» **EXERCISE BRIEF**
Keep only those lines of the records that include the string "cielo".
○ ○ ○ ○ ○
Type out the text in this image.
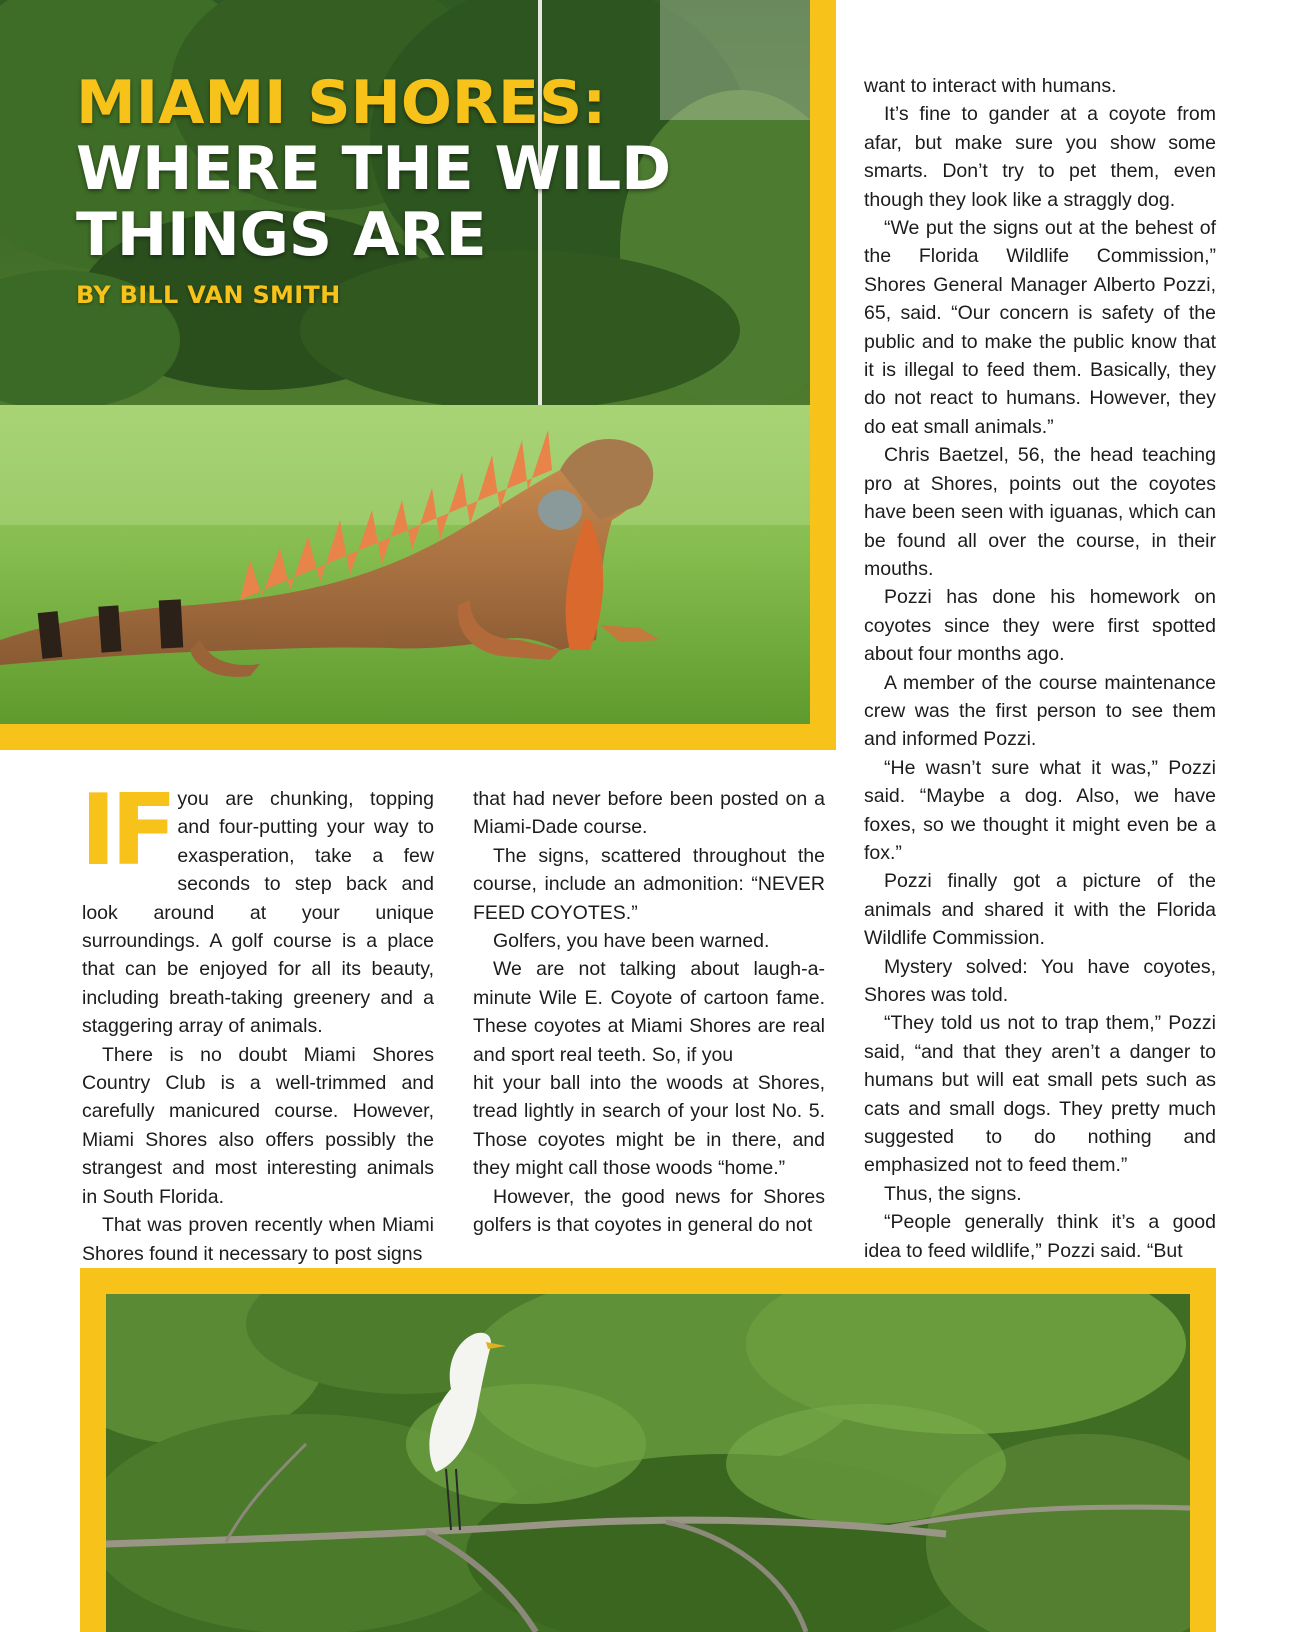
MIAMI SHORES:
WHERE THE WILD
THINGS ARE
BY BILL VAN SMITH

IF you are chunking, topping and four-putting your way to exasperation, take a few seconds to step back and look around at your unique surroundings. A golf course is a place that can be enjoyed for all its beauty, including breath-taking greenery and a staggering array of animals.

There is no doubt Miami Shores Country Club is a well-trimmed and carefully manicured course. However, Miami Shores also offers possibly the strangest and most interesting animals in South Florida.

That was proven recently when Miami Shores found it necessary to post signs

that had never before been posted on a Miami-Dade course.

The signs, scattered throughout the course, include an admonition: “NEVER FEED COYOTES.”

Golfers, you have been warned.

We are not talking about laugh-a-minute Wile E. Coyote of cartoon fame. These coyotes at Miami Shores are real and sport real teeth. So, if you

hit your ball into the woods at Shores, tread lightly in search of your lost No. 5. Those coyotes might be in there, and they might call those woods “home.”

However, the good news for Shores golfers is that coyotes in general do not

want to interact with humans.

It’s fine to gander at a coyote from afar, but make sure you show some smarts. Don’t try to pet them, even though they look like a straggly dog.

“We put the signs out at the behest of the Florida Wildlife Commission,” Shores General Manager Alberto Pozzi, 65, said. “Our concern is safety of the public and to make the public know that it is illegal to feed them. Basically, they do not react to humans. However, they do eat small animals.”

Chris Baetzel, 56, the head teaching pro at Shores, points out the coyotes have been seen with iguanas, which can be found all over the course, in their mouths.

Pozzi has done his homework on coyotes since they were first spotted about four months ago.

A member of the course maintenance crew was the first person to see them and informed Pozzi.

“He wasn’t sure what it was,” Pozzi said. “Maybe a dog. Also, we have foxes, so we thought it might even be a fox.”

Pozzi finally got a picture of the animals and shared it with the Florida Wildlife Commission.

Mystery solved: You have coyotes, Shores was told.

“They told us not to trap them,” Pozzi said, “and that they aren’t a danger to humans but will eat small pets such as cats and small dogs. They pretty much suggested to do nothing and emphasized not to feed them.”

Thus, the signs.

“People generally think it’s a good idea to feed wildlife,” Pozzi said. “But
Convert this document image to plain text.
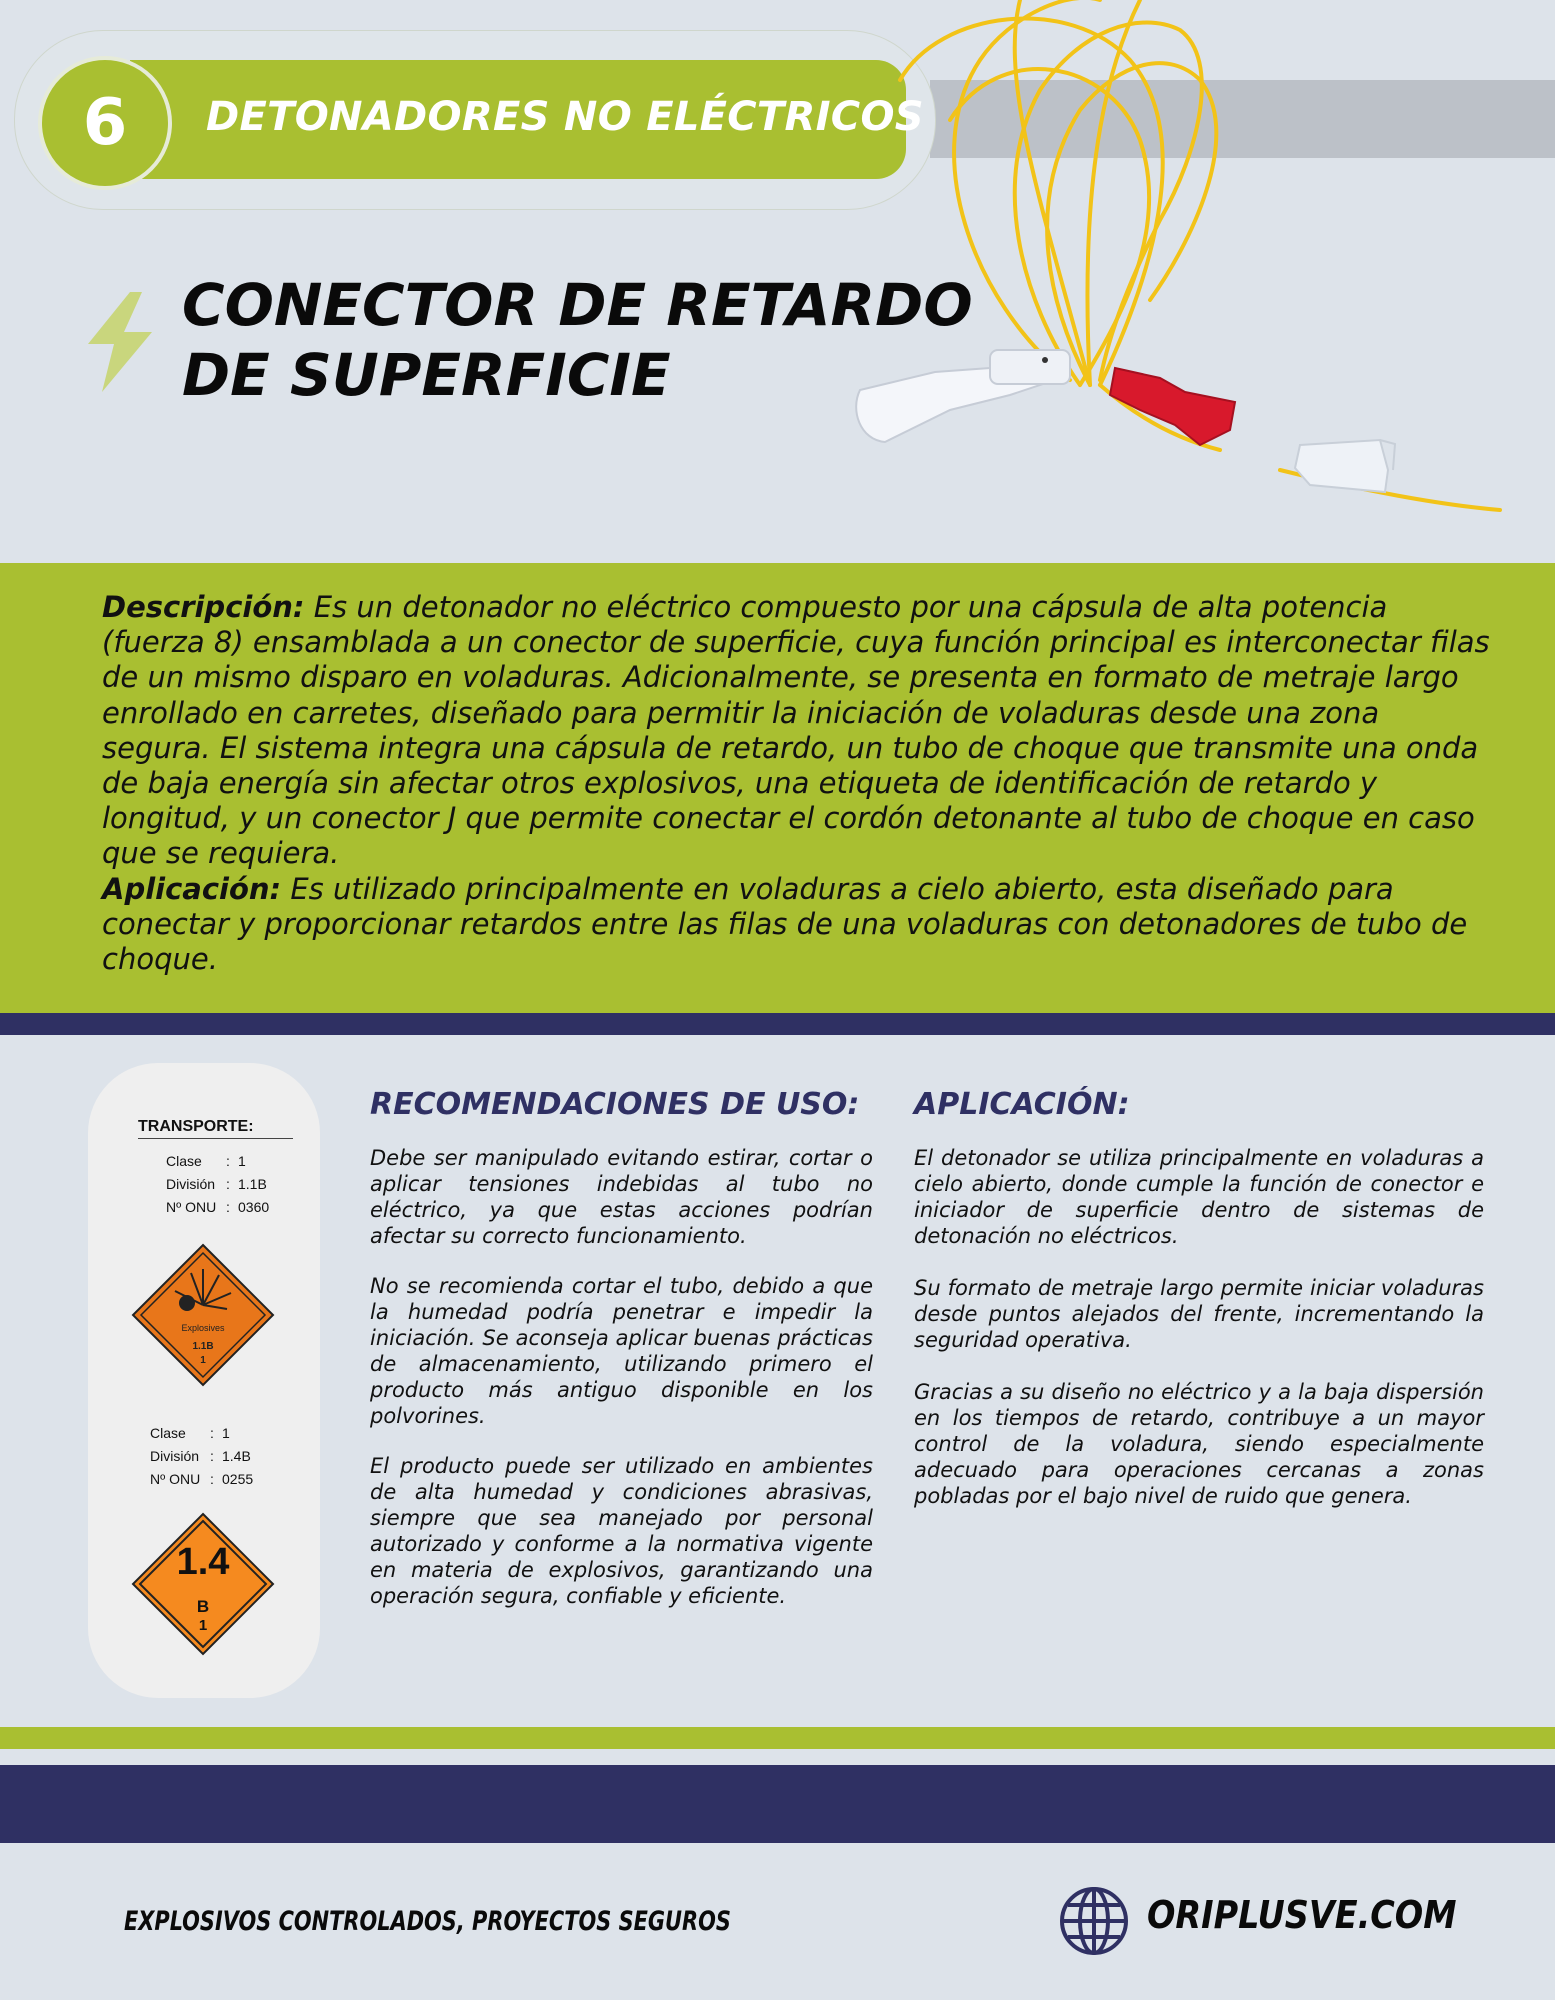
DETONADORES NO ELÉCTRICOS
6
CONECTOR DE RETARDO
DE SUPERFICIE
Descripción: Es un detonador no eléctrico compuesto por una cápsula de alta potencia (fuerza 8) ensamblada a un conector de superficie, cuya función principal es interconectar filas de un mismo disparo en voladuras. Adicionalmente, se presenta en formato de metraje largo enrollado en carretes, diseñado para permitir la iniciación de voladuras desde una zona segura. El sistema integra una cápsula de retardo, un tubo de choque que transmite una onda de baja energía sin afectar otros explosivos, una etiqueta de identificación de retardo y longitud, y un conector J que permite conectar el cordón detonante al tubo de choque en caso que se requiera.
Aplicación: Es utilizado principalmente en voladuras a cielo abierto, esta diseñado para conectar y proporcionar retardos entre las filas de una voladuras con detonadores de tubo de choque.
TRANSPORTE:
Clase : 1
División : 1.1B
Nº ONU : 0360
Explosives
1.1B
1
Clase : 1
División : 1.4B
Nº ONU : 0255
1.4
B
1
RECOMENDACIONES DE USO:

Debe ser manipulado evitando estirar, cortar o aplicar tensiones indebidas al tubo no eléctrico, ya que estas acciones podrían afectar su correcto funcionamiento.

No se recomienda cortar el tubo, debido a que la humedad podría penetrar e impedir la iniciación. Se aconseja aplicar buenas prácticas de almacenamiento, utilizando primero el producto más antiguo disponible en los polvorines.

El producto puede ser utilizado en ambientes de alta humedad y condiciones abrasivas, siempre que sea manejado por personal autorizado y conforme a la normativa vigente en materia de explosivos, garantizando una operación segura, confiable y eficiente.

APLICACIÓN:

El detonador se utiliza principalmente en voladuras a cielo abierto, donde cumple la función de conector e iniciador de superficie dentro de sistemas de detonación no eléctricos.

Su formato de metraje largo permite iniciar voladuras desde puntos alejados del frente, incrementando la seguridad operativa.

Gracias a su diseño no eléctrico y a la baja dispersión en los tiempos de retardo, contribuye a un mayor control de la voladura, siendo especialmente adecuado para operaciones cercanas a zonas pobladas por el bajo nivel de ruido que genera.

EXPLOSIVOS CONTROLADOS, PROYECTOS SEGUROS	ORIPLUSVE.COM
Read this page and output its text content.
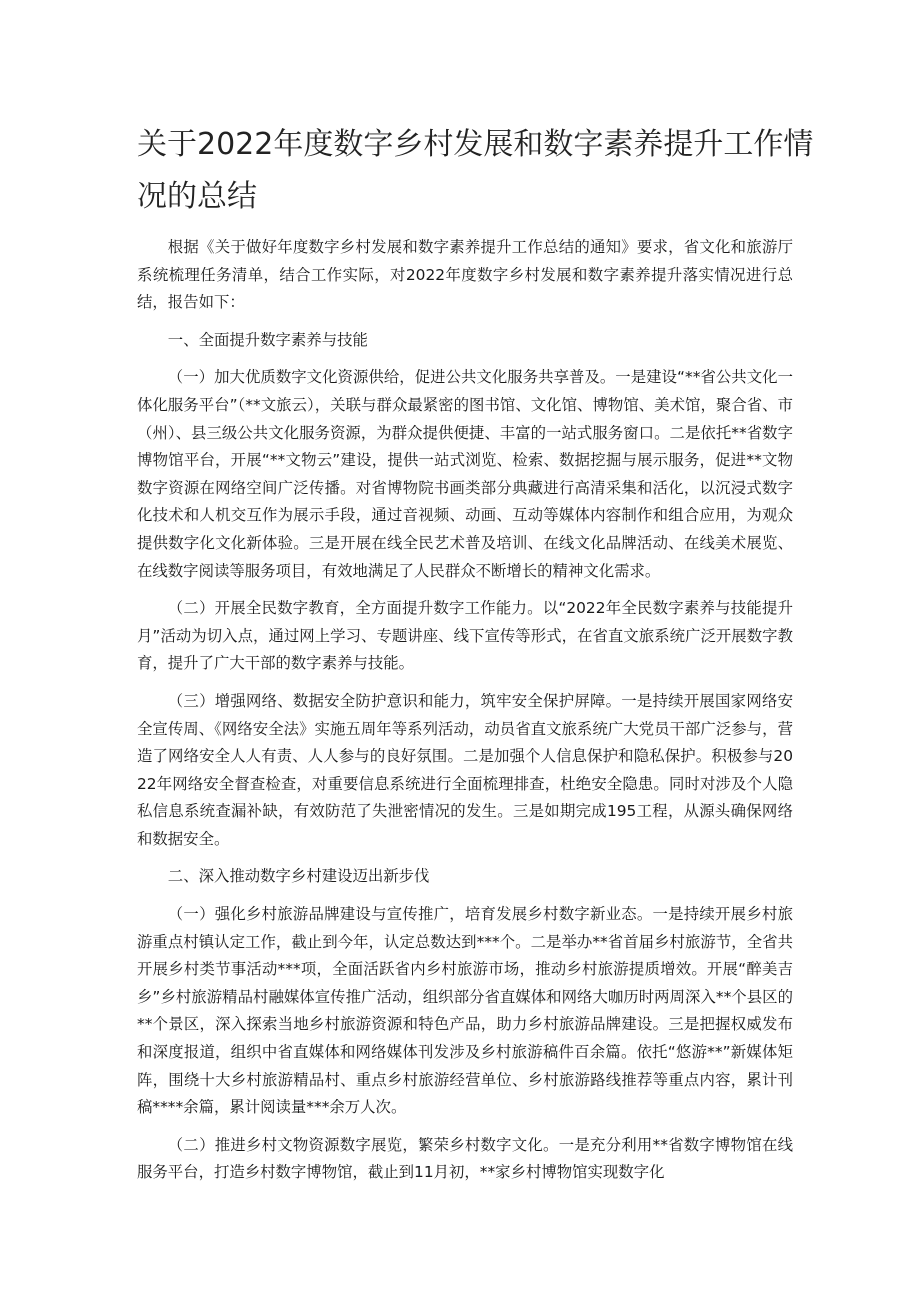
关于2022年度数字乡村发展和数字素养提升工作情
况的总结

根据《关于做好年度数字乡村发展和数字素养提升工作总结的通知》要求，省文化和旅游厅系统梳理任务清单，结合工作实际，对2022年度数字乡村发展和数字素养提升落实情况进行总结，报告如下：

一、全面提升数字素养与技能

（一）加大优质数字文化资源供给，促进公共文化服务共享普及。一是建设“**省公共文化一体化服务平台”（**文旅云），关联与群众最紧密的图书馆、文化馆、博物馆、美术馆，聚合省、市（州）、县三级公共文化服务资源，为群众提供便捷、丰富的一站式服务窗口。二是依托**省数字博物馆平台，开展“**文物云”建设，提供一站式浏览、检索、数据挖掘与展示服务，促进**文物数字资源在网络空间广泛传播。对省博物院书画类部分典藏进行高清采集和活化，以沉浸式数字化技术和人机交互作为展示手段，通过音视频、动画、互动等媒体内容制作和组合应用，为观众提供数字化文化新体验。三是开展在线全民艺术普及培训、在线文化品牌活动、在线美术展览、在线数字阅读等服务项目，有效地满足了人民群众不断增长的精神文化需求。

（二）开展全民数字教育，全方面提升数字工作能力。以“2022年全民数字素养与技能提升月”活动为切入点，通过网上学习、专题讲座、线下宣传等形式，在省直文旅系统广泛开展数字教育，提升了广大干部的数字素养与技能。

（三）增强网络、数据安全防护意识和能力，筑牢安全保护屏障。一是持续开展国家网络安全宣传周、《网络安全法》实施五周年等系列活动，动员省直文旅系统广大党员干部广泛参与，营造了网络安全人人有责、人人参与的良好氛围。二是加强个人信息保护和隐私保护。积极参与2022年网络安全督查检查，对重要信息系统进行全面梳理排查，杜绝安全隐患。同时对涉及个人隐私信息系统查漏补缺，有效防范了失泄密情况的发生。三是如期完成195工程，从源头确保网络和数据安全。

二、深入推动数字乡村建设迈出新步伐

（一）强化乡村旅游品牌建设与宣传推广，培育发展乡村数字新业态。一是持续开展乡村旅游重点村镇认定工作，截止到今年，认定总数达到***个。二是举办**省首届乡村旅游节，全省共开展乡村类节事活动***项，全面活跃省内乡村旅游市场，推动乡村旅游提质增效。开展“醉美吉乡”乡村旅游精品村融媒体宣传推广活动，组织部分省直媒体和网络大咖历时两周深入**个县区的**个景区，深入探索当地乡村旅游资源和特色产品，助力乡村旅游品牌建设。三是把握权威发布和深度报道，组织中省直媒体和网络媒体刊发涉及乡村旅游稿件百余篇。依托“悠游**”新媒体矩阵，围绕十大乡村旅游精品村、重点乡村旅游经营单位、乡村旅游路线推荐等重点内容，累计刊稿****余篇，累计阅读量***余万人次。

（二）推进乡村文物资源数字展览，繁荣乡村数字文化。一是充分利用**省数字博物馆在线服务平台，打造乡村数字博物馆，截止到11月初，**家乡村博物馆实现数字化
○ ○ ○ ○ ○
» **TASK RESPONSE**
Aplicación: Es utilizado principalmente en voladuras a cielo abierto, esta diseñado para conectar y proporcionar retardos entre las filas de una voladuras con detonadores de tubo de choque.
El detonador se utiliza principalmente en voladuras a cielo abierto, donde cumple la función de conector e iniciador de superficie dentro de sistemas de detonación no eléctricos.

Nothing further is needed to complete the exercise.